=== Supplied material ===
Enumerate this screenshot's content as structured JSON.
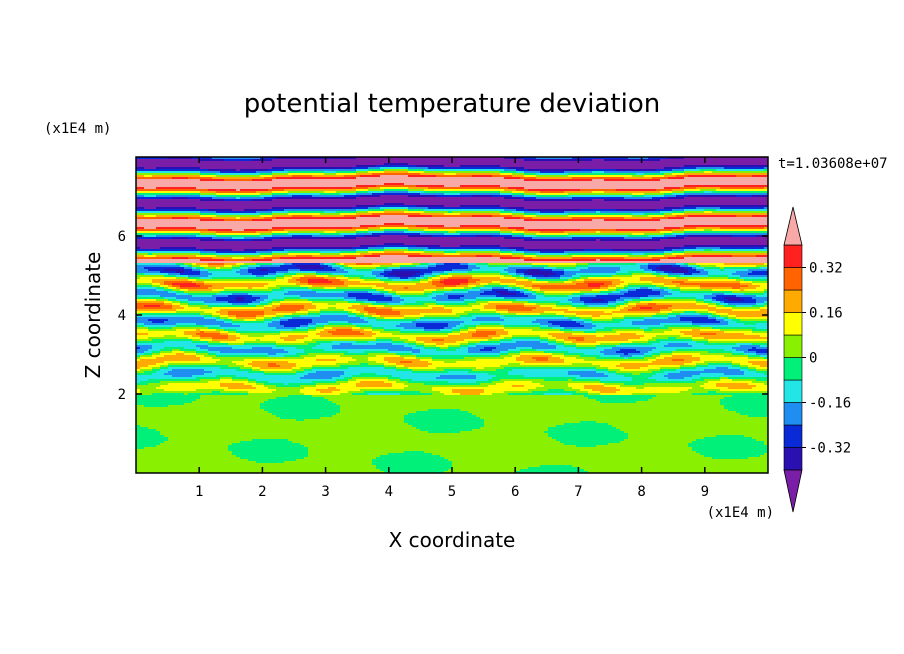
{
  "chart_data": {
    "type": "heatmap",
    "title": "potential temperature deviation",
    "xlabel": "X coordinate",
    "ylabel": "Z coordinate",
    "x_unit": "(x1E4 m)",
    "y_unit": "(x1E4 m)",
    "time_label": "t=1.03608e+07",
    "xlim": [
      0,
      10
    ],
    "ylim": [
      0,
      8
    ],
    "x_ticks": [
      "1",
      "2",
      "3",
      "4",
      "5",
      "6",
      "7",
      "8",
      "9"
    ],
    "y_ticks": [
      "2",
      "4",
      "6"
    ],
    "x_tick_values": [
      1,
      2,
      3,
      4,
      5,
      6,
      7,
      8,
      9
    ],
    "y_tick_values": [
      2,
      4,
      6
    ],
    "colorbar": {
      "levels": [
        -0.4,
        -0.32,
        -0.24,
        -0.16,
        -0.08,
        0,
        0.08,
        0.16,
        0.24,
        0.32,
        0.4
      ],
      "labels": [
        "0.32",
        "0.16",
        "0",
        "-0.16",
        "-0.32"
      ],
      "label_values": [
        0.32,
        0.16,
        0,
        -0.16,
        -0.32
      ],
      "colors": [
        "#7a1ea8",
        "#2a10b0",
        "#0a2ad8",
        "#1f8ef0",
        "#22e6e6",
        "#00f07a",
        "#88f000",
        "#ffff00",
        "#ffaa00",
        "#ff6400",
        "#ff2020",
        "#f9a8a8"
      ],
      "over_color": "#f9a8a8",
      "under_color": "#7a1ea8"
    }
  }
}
===
=== Supplied material ===
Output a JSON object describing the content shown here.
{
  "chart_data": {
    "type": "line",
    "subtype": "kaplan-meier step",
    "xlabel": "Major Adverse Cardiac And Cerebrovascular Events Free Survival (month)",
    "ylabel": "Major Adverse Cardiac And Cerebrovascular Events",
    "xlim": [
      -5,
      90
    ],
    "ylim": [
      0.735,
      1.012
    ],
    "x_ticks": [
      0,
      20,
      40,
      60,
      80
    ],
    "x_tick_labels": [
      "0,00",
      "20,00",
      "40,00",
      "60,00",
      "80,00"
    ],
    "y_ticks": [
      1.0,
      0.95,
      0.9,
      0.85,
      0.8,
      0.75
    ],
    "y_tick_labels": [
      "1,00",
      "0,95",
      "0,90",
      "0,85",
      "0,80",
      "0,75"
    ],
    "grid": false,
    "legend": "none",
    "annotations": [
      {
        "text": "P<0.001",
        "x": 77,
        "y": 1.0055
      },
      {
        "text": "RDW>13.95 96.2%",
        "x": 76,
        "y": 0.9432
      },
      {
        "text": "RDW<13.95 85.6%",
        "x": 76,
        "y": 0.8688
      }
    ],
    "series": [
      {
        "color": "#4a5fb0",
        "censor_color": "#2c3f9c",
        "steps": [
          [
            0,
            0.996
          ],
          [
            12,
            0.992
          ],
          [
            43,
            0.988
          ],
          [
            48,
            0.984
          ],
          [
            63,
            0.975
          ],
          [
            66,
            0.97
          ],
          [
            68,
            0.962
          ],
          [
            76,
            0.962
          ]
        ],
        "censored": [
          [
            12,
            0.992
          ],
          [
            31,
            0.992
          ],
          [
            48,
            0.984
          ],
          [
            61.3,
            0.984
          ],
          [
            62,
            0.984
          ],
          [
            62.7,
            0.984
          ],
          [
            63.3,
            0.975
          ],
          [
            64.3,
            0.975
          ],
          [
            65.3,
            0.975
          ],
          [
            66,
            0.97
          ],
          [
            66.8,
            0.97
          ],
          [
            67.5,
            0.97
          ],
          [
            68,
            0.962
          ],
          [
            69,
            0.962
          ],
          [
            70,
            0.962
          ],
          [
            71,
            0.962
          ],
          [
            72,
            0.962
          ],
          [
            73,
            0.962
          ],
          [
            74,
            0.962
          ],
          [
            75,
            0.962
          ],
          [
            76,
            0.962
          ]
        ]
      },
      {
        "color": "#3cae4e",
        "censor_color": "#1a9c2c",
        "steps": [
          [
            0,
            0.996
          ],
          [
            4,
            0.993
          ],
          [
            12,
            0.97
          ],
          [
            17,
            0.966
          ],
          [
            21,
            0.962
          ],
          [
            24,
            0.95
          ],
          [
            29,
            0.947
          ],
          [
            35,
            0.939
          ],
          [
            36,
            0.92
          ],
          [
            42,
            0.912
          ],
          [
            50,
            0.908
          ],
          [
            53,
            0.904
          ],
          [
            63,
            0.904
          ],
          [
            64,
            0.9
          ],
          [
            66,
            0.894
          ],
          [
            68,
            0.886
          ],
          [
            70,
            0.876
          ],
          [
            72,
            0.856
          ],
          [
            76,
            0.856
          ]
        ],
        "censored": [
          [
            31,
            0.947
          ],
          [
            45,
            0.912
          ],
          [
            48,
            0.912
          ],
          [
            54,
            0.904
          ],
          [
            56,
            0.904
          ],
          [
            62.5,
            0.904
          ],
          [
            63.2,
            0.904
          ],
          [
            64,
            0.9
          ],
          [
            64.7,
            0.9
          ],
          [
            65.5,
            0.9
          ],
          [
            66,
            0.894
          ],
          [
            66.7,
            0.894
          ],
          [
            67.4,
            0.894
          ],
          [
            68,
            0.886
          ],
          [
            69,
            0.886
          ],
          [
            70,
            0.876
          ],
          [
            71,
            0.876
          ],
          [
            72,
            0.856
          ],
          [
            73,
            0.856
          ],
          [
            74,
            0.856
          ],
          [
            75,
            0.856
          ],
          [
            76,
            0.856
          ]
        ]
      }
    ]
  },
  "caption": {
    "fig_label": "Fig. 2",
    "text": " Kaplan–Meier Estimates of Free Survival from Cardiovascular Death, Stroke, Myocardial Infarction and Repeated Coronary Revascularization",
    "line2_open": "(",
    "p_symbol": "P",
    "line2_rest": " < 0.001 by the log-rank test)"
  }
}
===
=== Supplied material ===
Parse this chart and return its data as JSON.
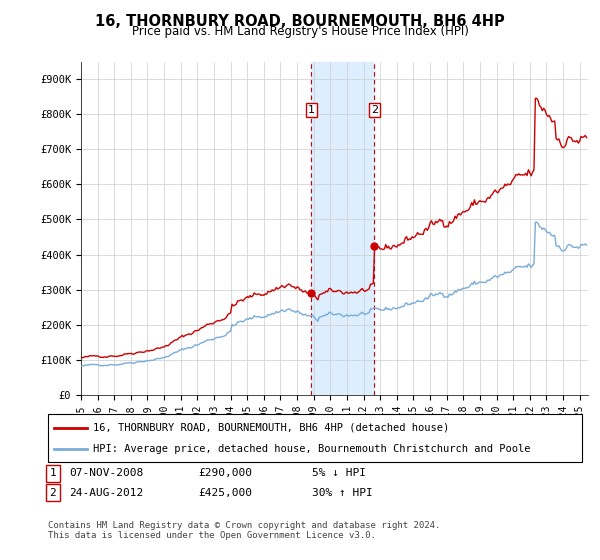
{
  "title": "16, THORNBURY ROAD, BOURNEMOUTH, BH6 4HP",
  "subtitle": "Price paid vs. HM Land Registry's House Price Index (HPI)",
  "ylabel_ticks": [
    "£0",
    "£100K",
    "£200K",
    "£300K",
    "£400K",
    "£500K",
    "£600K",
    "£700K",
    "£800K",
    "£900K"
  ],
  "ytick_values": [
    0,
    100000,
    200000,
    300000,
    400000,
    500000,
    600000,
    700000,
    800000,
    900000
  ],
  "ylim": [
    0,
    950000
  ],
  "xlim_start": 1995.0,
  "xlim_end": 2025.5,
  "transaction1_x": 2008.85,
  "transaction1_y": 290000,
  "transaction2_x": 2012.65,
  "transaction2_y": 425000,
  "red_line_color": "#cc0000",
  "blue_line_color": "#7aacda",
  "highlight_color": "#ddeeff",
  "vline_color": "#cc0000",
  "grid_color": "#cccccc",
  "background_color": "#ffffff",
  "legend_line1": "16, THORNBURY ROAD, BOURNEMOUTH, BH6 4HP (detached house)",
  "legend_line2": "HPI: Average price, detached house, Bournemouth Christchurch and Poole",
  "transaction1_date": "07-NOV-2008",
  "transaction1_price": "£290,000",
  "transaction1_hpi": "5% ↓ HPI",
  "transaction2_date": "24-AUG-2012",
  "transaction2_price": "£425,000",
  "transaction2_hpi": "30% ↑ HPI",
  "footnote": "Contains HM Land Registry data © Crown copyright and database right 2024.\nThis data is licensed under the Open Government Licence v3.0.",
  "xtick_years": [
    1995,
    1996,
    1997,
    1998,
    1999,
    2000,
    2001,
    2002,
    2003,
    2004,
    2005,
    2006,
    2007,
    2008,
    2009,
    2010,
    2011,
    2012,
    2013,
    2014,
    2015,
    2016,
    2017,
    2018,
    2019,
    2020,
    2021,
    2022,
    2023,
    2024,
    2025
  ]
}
===
Look through the listing above and count the lines where the string "Cardiac" appears. Report the number only.

2